§ **Excerpted data**
——

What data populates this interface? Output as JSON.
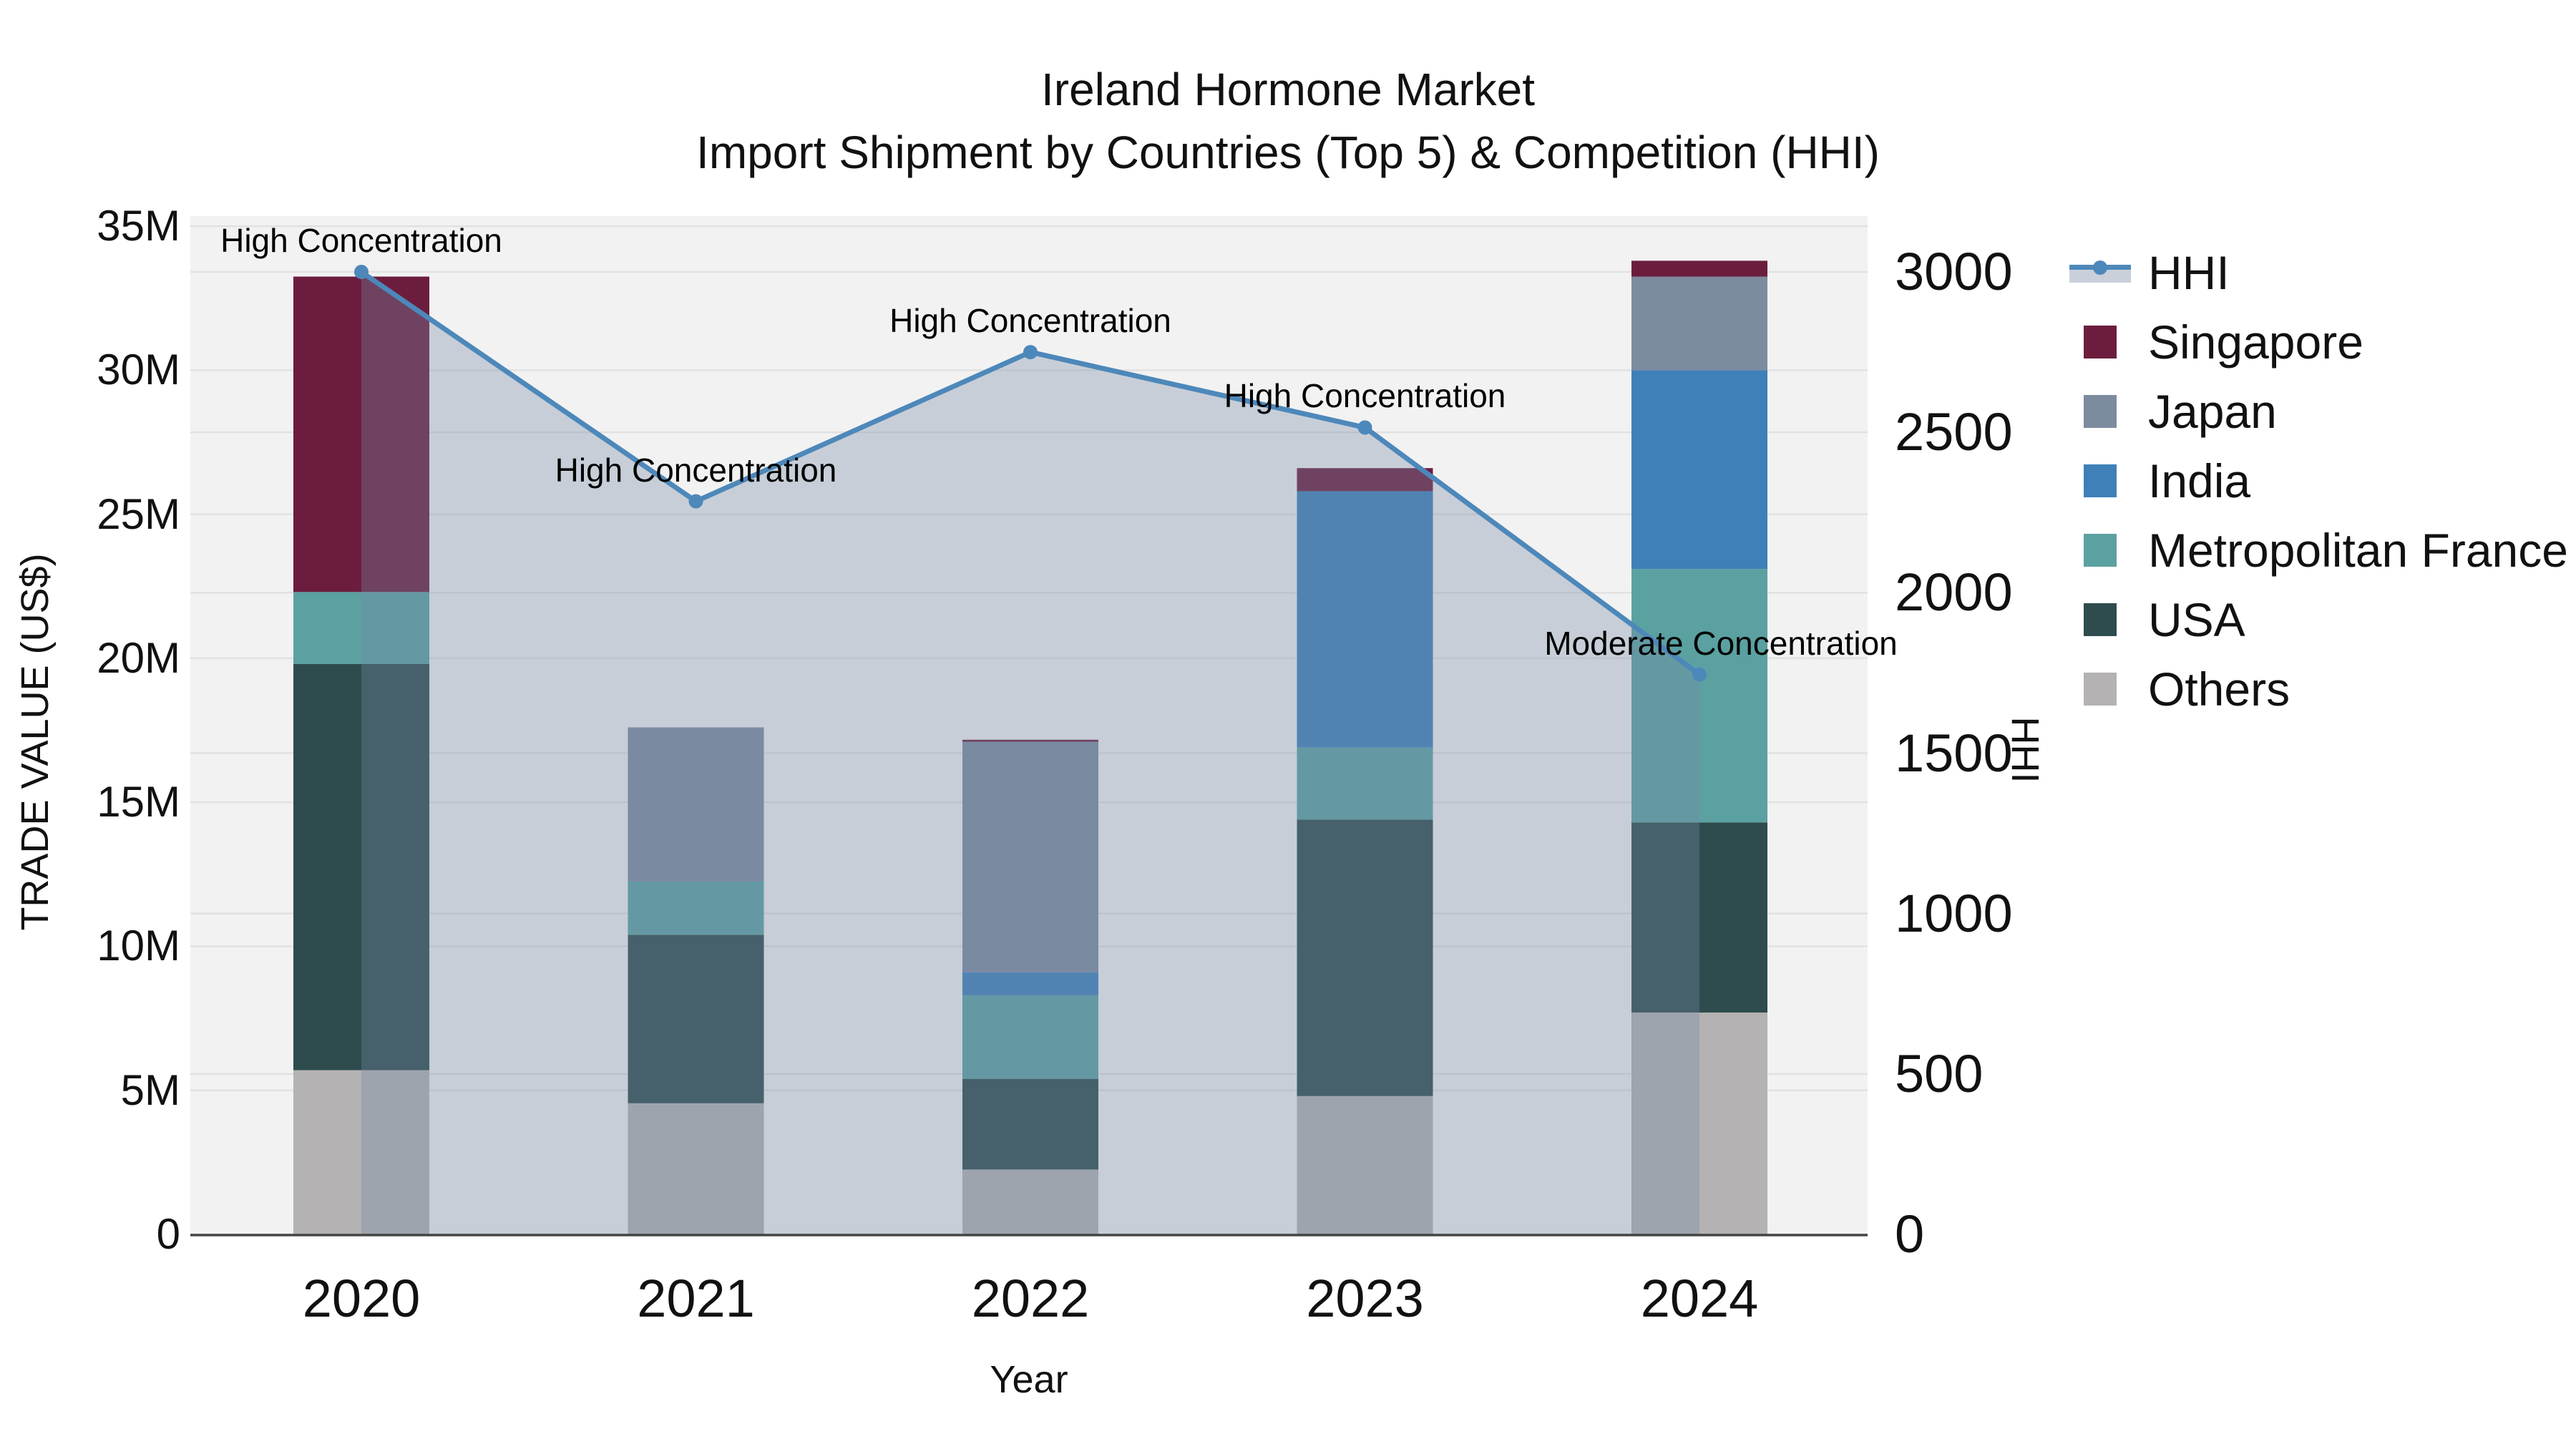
{
  "title": {
    "line1": "Ireland Hormone Market",
    "line2": "Import Shipment by Countries (Top 5) & Competition (HHI)"
  },
  "axes": {
    "left": {
      "label": "TRADE VALUE (US$)",
      "ticks": [
        {
          "v": 0,
          "label": "0"
        },
        {
          "v": 5,
          "label": "5M"
        },
        {
          "v": 10,
          "label": "10M"
        },
        {
          "v": 15,
          "label": "15M"
        },
        {
          "v": 20,
          "label": "20M"
        },
        {
          "v": 25,
          "label": "25M"
        },
        {
          "v": 30,
          "label": "30M"
        },
        {
          "v": 35,
          "label": "35M"
        }
      ]
    },
    "right": {
      "label": "HHI",
      "ticks": [
        {
          "v": 0,
          "label": "0"
        },
        {
          "v": 500,
          "label": "500"
        },
        {
          "v": 1000,
          "label": "1000"
        },
        {
          "v": 1500,
          "label": "1500"
        },
        {
          "v": 2000,
          "label": "2000"
        },
        {
          "v": 2500,
          "label": "2500"
        },
        {
          "v": 3000,
          "label": "3000"
        }
      ]
    },
    "bottom": {
      "label": "Year"
    }
  },
  "legend": {
    "items": [
      {
        "id": "hhi",
        "label": "HHI",
        "type": "line",
        "color": "#4d88ba"
      },
      {
        "id": "singapore",
        "label": "Singapore",
        "type": "patch",
        "color": "#6c1d3e"
      },
      {
        "id": "japan",
        "label": "Japan",
        "type": "patch",
        "color": "#7d8b9f"
      },
      {
        "id": "india",
        "label": "India",
        "type": "patch",
        "color": "#3f80b8"
      },
      {
        "id": "france",
        "label": "Metropolitan France",
        "type": "patch",
        "color": "#5ba1a1"
      },
      {
        "id": "usa",
        "label": "USA",
        "type": "patch",
        "color": "#2e4c4d"
      },
      {
        "id": "others",
        "label": "Others",
        "type": "patch",
        "color": "#b4b2b2"
      }
    ]
  },
  "chart_data": {
    "type": "combo-stacked-bar-line",
    "title": "Ireland Hormone Market — Import Shipment by Countries (Top 5) & Competition (HHI)",
    "xlabel": "Year",
    "ylabel": "TRADE VALUE (US$)",
    "y2label": "HHI",
    "categories": [
      "2020",
      "2021",
      "2022",
      "2023",
      "2024"
    ],
    "value_unit": "million US$",
    "series": [
      {
        "name": "Singapore",
        "color": "#6c1d3e",
        "values": [
          10.95,
          0,
          0.07,
          0.8,
          0.55
        ]
      },
      {
        "name": "Japan",
        "color": "#7d8b9f",
        "values": [
          0,
          5.35,
          8.0,
          0,
          3.25
        ]
      },
      {
        "name": "India",
        "color": "#3f80b8",
        "values": [
          0,
          0,
          0.8,
          8.9,
          6.9
        ]
      },
      {
        "name": "Metropolitan France",
        "color": "#5ba1a1",
        "values": [
          2.5,
          1.85,
          2.9,
          2.5,
          8.8
        ]
      },
      {
        "name": "USA",
        "color": "#2e4c4d",
        "values": [
          14.1,
          5.85,
          3.15,
          9.6,
          6.6
        ]
      },
      {
        "name": "Others",
        "color": "#b4b2b2",
        "values": [
          5.7,
          4.55,
          2.25,
          4.8,
          7.7
        ]
      }
    ],
    "stack_order_bottom_to_top": [
      "Others",
      "USA",
      "Metropolitan France",
      "India",
      "Japan",
      "Singapore"
    ],
    "bar_totals": [
      33.25,
      17.6,
      17.17,
      26.6,
      33.8
    ],
    "line_series": {
      "name": "HHI",
      "color": "#4d88ba",
      "fill": "rgba(118,138,168,0.34)",
      "values": [
        3000,
        2285,
        2750,
        2515,
        1745
      ]
    },
    "annotations": [
      {
        "text": "High Concentration",
        "dx": 0
      },
      {
        "text": "High Concentration",
        "dx": 0
      },
      {
        "text": "High Concentration",
        "dx": 0
      },
      {
        "text": "High Concentration",
        "dx": 0
      },
      {
        "text": "Moderate Concentration",
        "dx": 30
      }
    ],
    "ylim_left": [
      0,
      35.35
    ],
    "ylim_right": [
      0,
      3174
    ],
    "grid": true,
    "legend_position": "right"
  },
  "colors": {
    "plot_bg": "#f2f2f2",
    "grid": "#e1e1e1",
    "spine": "#454545",
    "hhi_band": "#c9d0da",
    "text": "#111111"
  }
}
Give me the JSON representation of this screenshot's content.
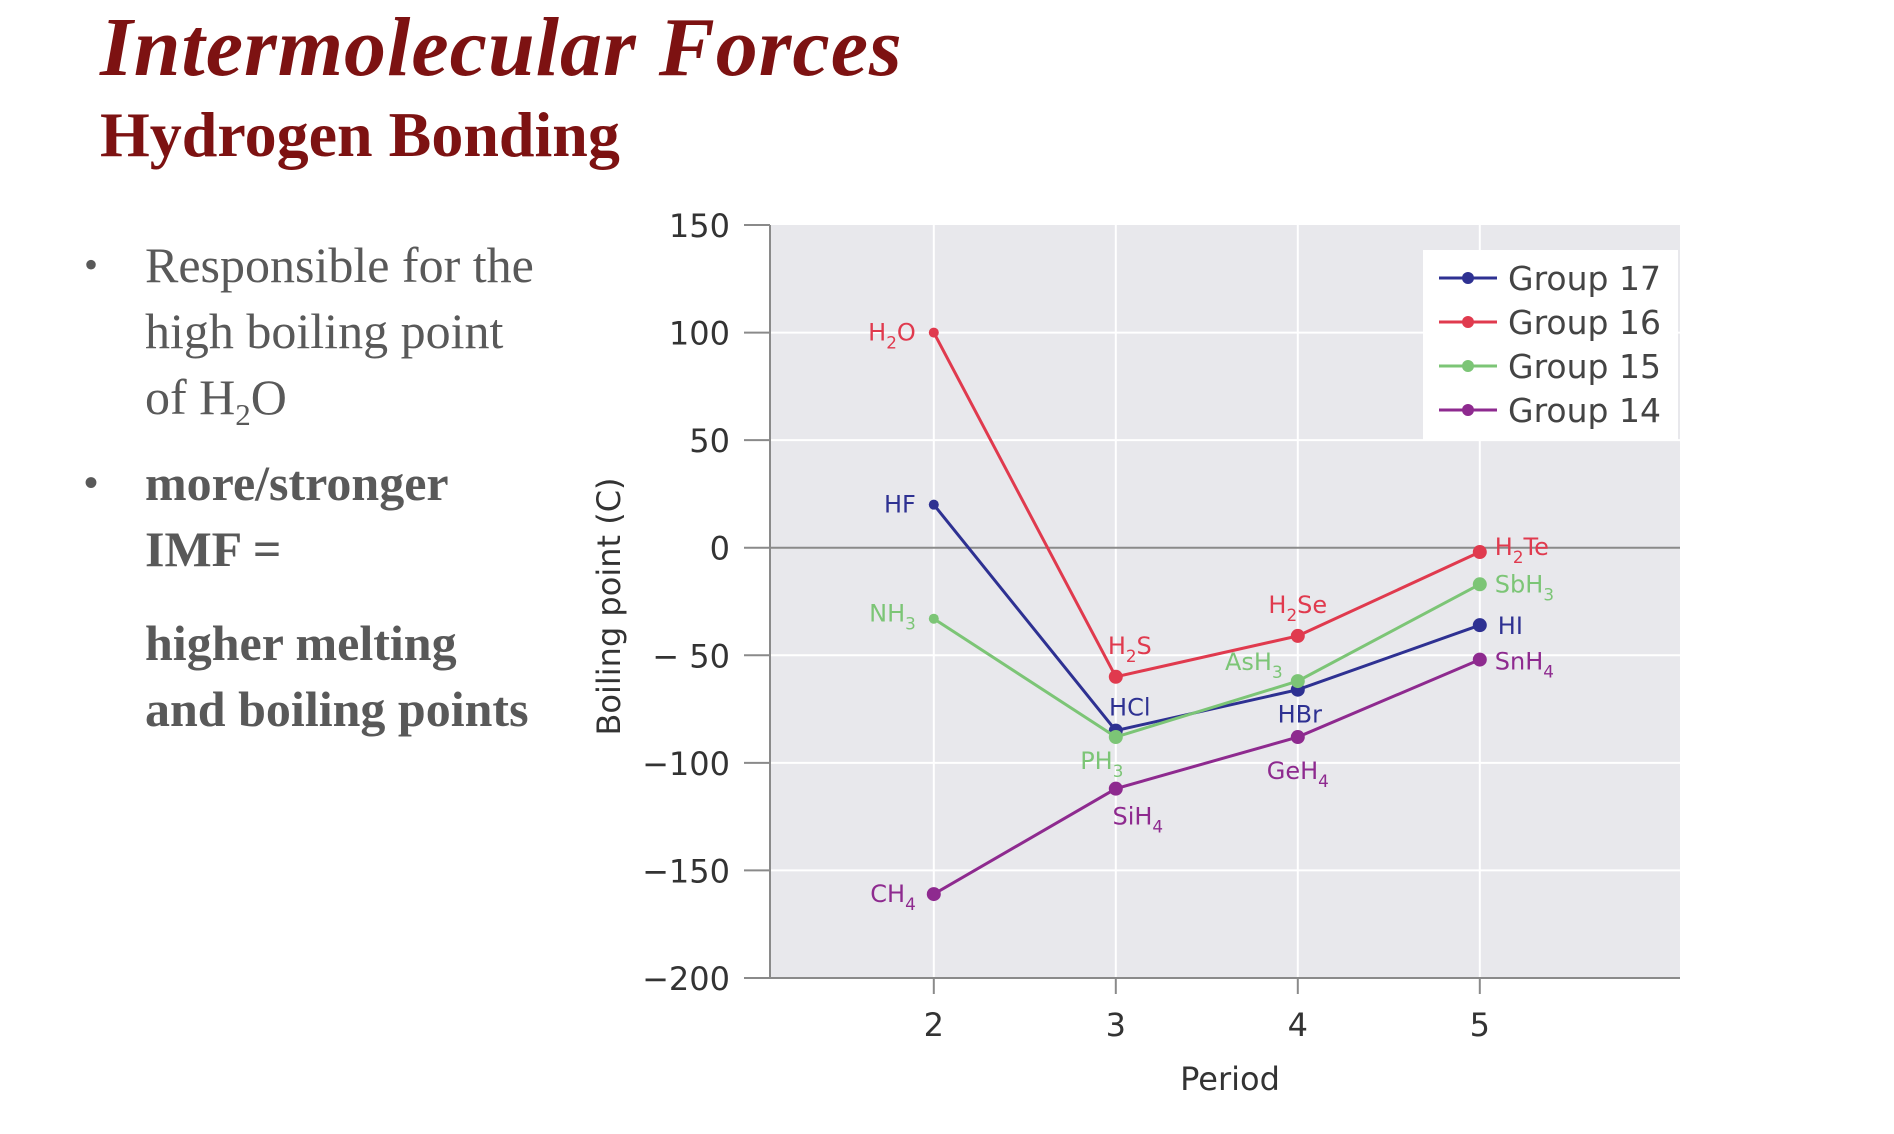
{
  "slide": {
    "title": "Intermolecular Forces",
    "subtitle": "Hydrogen Bonding",
    "bullet1": {
      "text": "Responsible for the high boiling point of H",
      "sub": "2",
      "tail": "O"
    },
    "bullet2": "more/stronger IMF =",
    "bullet2_cont": "higher melting and boiling points"
  },
  "colors": {
    "title": "#7d1212",
    "body_text": "#595959",
    "plot_bg": "#e8e8ec"
  },
  "chart_data": {
    "type": "line",
    "xlabel": "Period",
    "ylabel": "Boiling point (C)",
    "x": [
      2,
      3,
      4,
      5
    ],
    "xlim": [
      1.1,
      6.1
    ],
    "ylim": [
      -200,
      150
    ],
    "yticks": [
      150,
      100,
      50,
      0,
      -50,
      -100,
      -150,
      -200
    ],
    "ytick_labels": [
      "150",
      "100",
      "50",
      "0",
      "− 50",
      "−100",
      "−150",
      "−200"
    ],
    "xticks": [
      2,
      3,
      4,
      5
    ],
    "grid": true,
    "legend_position": "top-right",
    "series": [
      {
        "name": "Group 17",
        "color": "#2e3192",
        "values": [
          20,
          -85,
          -66,
          -36
        ],
        "labels": [
          {
            "main": "HF",
            "sub": "",
            "tail": ""
          },
          {
            "main": "HCl",
            "sub": "",
            "tail": ""
          },
          {
            "main": "HBr",
            "sub": "",
            "tail": ""
          },
          {
            "main": "HI",
            "sub": "",
            "tail": ""
          }
        ]
      },
      {
        "name": "Group 16",
        "color": "#e03a4e",
        "values": [
          100,
          -60,
          -41,
          -2
        ],
        "labels": [
          {
            "main": "H",
            "sub": "2",
            "tail": "O"
          },
          {
            "main": "H",
            "sub": "2",
            "tail": "S"
          },
          {
            "main": "H",
            "sub": "2",
            "tail": "Se"
          },
          {
            "main": "H",
            "sub": "2",
            "tail": "Te"
          }
        ]
      },
      {
        "name": "Group 15",
        "color": "#7cc576",
        "values": [
          -33,
          -88,
          -62,
          -17
        ],
        "labels": [
          {
            "main": "NH",
            "sub": "3",
            "tail": ""
          },
          {
            "main": "PH",
            "sub": "3",
            "tail": ""
          },
          {
            "main": "AsH",
            "sub": "3",
            "tail": ""
          },
          {
            "main": "SbH",
            "sub": "3",
            "tail": ""
          }
        ]
      },
      {
        "name": "Group 14",
        "color": "#8e2a8f",
        "values": [
          -161,
          -112,
          -88,
          -52
        ],
        "labels": [
          {
            "main": "CH",
            "sub": "4",
            "tail": ""
          },
          {
            "main": "SiH",
            "sub": "4",
            "tail": ""
          },
          {
            "main": "GeH",
            "sub": "4",
            "tail": ""
          },
          {
            "main": "SnH",
            "sub": "4",
            "tail": ""
          }
        ]
      }
    ]
  }
}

——

§ **The task**
Which lines of the material contain the string "ylabel"? List each of them.

§ **Reply**
    "ylabel": "TRADE VALUE (US$)",
    "ylabel": "Boiling point (C)",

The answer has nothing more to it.